Stated exercise — Extract the lines that carry the string "大脑皮层" from the listing.

[Begin Supplied records]

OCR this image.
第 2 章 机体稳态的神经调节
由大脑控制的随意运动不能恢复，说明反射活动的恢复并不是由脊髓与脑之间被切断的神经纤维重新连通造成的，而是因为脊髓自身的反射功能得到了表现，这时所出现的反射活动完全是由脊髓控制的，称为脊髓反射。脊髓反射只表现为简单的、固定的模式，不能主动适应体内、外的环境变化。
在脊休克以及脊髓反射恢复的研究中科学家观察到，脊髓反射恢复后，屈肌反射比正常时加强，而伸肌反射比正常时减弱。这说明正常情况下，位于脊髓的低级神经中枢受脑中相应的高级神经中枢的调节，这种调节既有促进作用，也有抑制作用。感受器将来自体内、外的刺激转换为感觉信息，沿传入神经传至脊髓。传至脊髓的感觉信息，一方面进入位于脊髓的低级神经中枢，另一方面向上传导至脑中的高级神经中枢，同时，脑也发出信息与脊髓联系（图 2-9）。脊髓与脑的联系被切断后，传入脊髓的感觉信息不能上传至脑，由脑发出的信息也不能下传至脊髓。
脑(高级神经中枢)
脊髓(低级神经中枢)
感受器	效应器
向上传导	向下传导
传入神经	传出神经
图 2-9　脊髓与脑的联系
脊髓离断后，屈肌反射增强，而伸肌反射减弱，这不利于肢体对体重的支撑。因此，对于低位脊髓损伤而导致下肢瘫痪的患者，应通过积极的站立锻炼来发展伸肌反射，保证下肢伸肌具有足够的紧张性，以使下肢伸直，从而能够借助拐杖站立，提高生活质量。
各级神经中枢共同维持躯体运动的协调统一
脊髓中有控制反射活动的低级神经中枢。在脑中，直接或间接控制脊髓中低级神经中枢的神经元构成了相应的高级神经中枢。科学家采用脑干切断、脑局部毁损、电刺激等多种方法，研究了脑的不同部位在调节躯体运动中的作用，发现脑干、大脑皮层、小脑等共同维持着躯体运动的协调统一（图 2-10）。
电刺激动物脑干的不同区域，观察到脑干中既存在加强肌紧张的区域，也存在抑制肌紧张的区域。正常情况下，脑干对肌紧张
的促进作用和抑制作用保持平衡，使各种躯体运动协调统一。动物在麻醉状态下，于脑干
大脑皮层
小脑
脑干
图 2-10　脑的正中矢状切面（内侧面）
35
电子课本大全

[End Supplied records]

Solved problem —
脊髓中有控制反射活动的低级神经中枢。在脑中，直接或间接控制脊髓中低级神经中枢的神经元构成了相应的高级神经中枢。科学家采用脑干切断、脑局部毁损、电刺激等多种方法，研究了脑的不同部位在调节躯体运动中的作用，发现脑干、大脑皮层、小脑等共同维持着躯体运动的协调统一（图 2-10）。
大脑皮层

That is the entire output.